*PROBLEM*: Rewrite the lines from the first one through the line with "bookmark-item[interactable]: VSCode bbox=[751, 38, 814, 52]", replacing "compass-button" with "north-button" and leaving everything else unchanged.

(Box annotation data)
* * * * *

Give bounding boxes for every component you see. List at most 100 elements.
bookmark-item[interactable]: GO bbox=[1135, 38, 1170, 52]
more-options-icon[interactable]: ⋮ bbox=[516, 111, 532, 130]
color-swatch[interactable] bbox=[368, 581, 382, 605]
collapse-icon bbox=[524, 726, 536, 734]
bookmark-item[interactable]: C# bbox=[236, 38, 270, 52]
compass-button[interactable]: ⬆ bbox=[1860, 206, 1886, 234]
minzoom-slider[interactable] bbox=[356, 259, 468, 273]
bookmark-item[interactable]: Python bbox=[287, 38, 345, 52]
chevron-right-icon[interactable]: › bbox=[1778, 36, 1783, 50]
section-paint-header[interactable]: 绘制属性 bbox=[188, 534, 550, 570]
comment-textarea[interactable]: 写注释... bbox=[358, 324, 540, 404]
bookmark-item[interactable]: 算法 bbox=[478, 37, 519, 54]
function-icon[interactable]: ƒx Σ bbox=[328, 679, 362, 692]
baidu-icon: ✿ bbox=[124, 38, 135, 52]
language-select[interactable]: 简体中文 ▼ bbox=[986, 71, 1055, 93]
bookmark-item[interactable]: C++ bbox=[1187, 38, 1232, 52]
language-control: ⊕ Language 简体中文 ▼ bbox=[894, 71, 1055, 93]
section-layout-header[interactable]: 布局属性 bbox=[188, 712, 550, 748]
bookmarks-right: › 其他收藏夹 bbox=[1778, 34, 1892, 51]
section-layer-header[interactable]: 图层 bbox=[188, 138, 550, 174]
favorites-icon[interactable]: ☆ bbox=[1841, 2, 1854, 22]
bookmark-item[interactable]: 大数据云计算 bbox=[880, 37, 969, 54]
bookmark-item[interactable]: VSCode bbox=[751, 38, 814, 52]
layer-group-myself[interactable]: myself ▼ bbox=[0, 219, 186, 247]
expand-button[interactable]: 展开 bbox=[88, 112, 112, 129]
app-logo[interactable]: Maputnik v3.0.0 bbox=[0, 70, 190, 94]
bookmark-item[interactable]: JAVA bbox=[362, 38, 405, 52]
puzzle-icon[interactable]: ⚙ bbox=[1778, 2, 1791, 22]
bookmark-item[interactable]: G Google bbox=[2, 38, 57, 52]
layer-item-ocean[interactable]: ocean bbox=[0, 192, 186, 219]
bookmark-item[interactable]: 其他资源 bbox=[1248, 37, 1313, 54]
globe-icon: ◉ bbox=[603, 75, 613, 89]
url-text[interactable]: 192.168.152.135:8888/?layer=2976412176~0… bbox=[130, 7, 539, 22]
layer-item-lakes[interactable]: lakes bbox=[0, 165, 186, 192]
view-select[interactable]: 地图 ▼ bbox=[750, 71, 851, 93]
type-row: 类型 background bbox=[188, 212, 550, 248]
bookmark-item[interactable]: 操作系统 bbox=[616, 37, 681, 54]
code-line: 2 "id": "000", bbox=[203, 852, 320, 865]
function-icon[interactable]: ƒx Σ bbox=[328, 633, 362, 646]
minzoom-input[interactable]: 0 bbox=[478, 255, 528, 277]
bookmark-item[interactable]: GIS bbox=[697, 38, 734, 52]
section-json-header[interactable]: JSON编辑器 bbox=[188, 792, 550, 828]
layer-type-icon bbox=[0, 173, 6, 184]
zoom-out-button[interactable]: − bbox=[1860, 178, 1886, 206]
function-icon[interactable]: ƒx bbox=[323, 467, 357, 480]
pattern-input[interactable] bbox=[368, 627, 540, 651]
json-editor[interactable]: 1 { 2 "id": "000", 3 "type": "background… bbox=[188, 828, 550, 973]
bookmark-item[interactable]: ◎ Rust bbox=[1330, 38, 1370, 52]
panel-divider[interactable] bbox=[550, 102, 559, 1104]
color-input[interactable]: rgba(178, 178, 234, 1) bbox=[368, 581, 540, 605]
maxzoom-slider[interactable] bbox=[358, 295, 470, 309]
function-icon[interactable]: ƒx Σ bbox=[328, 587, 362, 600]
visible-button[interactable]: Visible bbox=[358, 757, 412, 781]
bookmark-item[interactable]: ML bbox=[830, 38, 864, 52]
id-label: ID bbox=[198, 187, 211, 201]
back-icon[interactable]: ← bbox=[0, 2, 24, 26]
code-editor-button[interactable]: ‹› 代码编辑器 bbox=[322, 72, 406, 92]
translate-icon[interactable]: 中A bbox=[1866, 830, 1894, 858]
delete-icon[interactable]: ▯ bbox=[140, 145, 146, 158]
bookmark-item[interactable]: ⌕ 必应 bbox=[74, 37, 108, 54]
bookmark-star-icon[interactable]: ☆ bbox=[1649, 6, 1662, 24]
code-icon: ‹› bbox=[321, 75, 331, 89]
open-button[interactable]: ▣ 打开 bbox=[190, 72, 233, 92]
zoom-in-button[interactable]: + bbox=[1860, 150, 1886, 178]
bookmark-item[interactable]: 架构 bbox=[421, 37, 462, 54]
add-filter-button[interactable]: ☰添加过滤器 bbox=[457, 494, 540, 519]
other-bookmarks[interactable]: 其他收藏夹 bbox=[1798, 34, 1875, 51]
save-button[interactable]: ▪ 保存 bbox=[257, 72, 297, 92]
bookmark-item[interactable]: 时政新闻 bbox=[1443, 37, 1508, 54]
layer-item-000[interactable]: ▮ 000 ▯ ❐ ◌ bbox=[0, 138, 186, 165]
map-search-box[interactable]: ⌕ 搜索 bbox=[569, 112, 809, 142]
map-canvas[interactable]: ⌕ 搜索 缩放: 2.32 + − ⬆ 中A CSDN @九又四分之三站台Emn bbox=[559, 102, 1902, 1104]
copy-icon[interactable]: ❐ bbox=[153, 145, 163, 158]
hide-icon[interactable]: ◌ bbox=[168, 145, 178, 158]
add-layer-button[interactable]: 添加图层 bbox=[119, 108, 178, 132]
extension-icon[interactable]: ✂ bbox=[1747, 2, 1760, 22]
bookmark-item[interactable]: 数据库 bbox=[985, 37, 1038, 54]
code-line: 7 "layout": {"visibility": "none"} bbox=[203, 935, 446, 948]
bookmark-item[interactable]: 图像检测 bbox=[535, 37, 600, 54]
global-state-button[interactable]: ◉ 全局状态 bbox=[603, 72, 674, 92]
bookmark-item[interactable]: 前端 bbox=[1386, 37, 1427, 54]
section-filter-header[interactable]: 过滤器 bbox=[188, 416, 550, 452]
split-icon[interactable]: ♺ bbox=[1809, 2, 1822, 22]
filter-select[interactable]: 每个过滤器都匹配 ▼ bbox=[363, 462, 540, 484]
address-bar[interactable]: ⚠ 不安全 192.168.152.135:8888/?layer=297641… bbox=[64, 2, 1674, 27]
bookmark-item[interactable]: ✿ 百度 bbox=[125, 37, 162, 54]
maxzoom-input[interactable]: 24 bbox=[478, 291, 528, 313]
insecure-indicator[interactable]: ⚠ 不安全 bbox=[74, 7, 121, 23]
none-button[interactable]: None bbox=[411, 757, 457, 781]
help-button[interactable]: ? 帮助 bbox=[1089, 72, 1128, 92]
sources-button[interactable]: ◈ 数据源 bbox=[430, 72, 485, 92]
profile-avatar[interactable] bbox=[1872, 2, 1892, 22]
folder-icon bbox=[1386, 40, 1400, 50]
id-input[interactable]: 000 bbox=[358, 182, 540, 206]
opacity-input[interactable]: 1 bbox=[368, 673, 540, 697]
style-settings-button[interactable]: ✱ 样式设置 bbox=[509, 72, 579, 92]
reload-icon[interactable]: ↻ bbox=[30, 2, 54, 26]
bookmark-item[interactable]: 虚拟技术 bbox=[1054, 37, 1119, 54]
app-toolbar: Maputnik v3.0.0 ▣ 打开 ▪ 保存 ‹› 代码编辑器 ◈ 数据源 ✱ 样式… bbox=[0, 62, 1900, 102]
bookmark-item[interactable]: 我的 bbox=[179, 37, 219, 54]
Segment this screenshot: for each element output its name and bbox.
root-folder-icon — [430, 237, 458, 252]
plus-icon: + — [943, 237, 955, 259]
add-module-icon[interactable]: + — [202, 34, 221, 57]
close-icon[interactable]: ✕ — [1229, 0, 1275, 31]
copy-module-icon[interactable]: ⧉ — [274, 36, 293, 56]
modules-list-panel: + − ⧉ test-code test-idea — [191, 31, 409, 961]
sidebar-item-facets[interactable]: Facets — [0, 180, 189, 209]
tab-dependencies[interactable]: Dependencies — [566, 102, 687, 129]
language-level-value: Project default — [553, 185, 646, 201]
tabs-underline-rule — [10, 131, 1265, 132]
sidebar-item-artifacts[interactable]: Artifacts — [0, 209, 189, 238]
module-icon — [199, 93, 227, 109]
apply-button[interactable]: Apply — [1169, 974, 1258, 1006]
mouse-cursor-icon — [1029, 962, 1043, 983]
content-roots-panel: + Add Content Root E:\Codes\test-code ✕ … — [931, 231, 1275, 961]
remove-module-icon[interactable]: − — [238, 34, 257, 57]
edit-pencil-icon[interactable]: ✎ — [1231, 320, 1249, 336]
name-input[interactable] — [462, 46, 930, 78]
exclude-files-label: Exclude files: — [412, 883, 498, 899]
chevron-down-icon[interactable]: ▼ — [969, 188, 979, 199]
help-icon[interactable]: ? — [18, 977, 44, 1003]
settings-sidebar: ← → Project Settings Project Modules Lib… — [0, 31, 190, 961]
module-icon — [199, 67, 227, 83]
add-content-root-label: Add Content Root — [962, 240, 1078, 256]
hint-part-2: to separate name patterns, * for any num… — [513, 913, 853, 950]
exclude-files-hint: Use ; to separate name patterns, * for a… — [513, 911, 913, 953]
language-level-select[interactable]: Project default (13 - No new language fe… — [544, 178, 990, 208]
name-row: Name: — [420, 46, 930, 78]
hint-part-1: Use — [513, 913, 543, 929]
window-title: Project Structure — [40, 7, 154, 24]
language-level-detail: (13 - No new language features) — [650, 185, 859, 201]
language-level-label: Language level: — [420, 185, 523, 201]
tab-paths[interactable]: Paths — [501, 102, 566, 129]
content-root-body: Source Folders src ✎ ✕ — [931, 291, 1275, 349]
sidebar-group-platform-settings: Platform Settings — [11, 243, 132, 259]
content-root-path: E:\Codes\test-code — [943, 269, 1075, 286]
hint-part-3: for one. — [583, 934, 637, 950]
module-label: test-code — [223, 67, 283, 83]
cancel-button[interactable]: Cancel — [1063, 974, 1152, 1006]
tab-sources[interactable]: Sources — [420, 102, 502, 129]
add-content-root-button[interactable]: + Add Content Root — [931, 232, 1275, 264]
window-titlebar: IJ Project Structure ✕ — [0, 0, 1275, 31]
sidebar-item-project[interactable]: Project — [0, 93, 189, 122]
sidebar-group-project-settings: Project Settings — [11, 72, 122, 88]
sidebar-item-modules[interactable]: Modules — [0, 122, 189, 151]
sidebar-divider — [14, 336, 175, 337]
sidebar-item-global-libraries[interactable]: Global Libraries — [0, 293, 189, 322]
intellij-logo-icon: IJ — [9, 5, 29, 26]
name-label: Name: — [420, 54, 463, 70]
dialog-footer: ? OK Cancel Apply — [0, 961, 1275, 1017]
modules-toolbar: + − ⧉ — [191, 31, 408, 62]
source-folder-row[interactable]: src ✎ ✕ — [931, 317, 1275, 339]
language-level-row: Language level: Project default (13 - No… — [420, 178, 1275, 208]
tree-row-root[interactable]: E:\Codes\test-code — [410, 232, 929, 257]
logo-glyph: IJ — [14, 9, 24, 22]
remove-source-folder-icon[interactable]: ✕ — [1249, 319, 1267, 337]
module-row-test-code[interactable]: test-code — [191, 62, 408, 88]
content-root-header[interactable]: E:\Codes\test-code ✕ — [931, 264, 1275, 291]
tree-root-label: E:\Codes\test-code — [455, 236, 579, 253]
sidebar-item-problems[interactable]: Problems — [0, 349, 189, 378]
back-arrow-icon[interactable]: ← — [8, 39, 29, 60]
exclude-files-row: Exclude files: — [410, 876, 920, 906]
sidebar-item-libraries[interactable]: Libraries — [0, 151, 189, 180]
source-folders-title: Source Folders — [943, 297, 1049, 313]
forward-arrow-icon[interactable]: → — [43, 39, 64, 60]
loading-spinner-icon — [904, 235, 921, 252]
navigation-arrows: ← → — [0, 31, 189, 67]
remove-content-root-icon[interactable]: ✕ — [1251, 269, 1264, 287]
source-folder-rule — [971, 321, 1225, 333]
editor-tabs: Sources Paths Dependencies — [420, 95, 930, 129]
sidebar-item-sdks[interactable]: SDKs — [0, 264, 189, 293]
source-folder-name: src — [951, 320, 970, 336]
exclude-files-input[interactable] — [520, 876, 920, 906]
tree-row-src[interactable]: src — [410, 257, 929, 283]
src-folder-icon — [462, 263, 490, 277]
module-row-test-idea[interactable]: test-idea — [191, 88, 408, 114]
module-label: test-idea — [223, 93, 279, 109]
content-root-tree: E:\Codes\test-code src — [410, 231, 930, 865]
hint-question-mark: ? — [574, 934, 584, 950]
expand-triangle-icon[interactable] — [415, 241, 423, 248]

* * * * *

*SOLUTION FOR THIS EXERCISE*:
Give bounding boxes for every component you see. List at most 100 elements.
bookmark-item[interactable]: GO bbox=[1135, 38, 1170, 52]
more-options-icon[interactable]: ⋮ bbox=[516, 111, 532, 130]
color-swatch[interactable] bbox=[368, 581, 382, 605]
collapse-icon bbox=[524, 726, 536, 734]
bookmark-item[interactable]: C# bbox=[236, 38, 270, 52]
north-button[interactable]: ⬆ bbox=[1860, 206, 1886, 234]
minzoom-slider[interactable] bbox=[356, 259, 468, 273]
bookmark-item[interactable]: Python bbox=[287, 38, 345, 52]
chevron-right-icon[interactable]: › bbox=[1778, 36, 1783, 50]
section-paint-header[interactable]: 绘制属性 bbox=[188, 534, 550, 570]
comment-textarea[interactable]: 写注释... bbox=[358, 324, 540, 404]
bookmark-item[interactable]: 算法 bbox=[478, 37, 519, 54]
function-icon[interactable]: ƒx Σ bbox=[328, 679, 362, 692]
baidu-icon: ✿ bbox=[124, 38, 135, 52]
language-select[interactable]: 简体中文 ▼ bbox=[986, 71, 1055, 93]
bookmark-item[interactable]: C++ bbox=[1187, 38, 1232, 52]
language-control: ⊕ Language 简体中文 ▼ bbox=[894, 71, 1055, 93]
section-layout-header[interactable]: 布局属性 bbox=[188, 712, 550, 748]
bookmarks-right: › 其他收藏夹 bbox=[1778, 34, 1892, 51]
section-layer-header[interactable]: 图层 bbox=[188, 138, 550, 174]
favorites-icon[interactable]: ☆ bbox=[1841, 2, 1854, 22]
bookmark-item[interactable]: 大数据云计算 bbox=[880, 37, 969, 54]
bookmark-item[interactable]: VSCode bbox=[751, 38, 814, 52]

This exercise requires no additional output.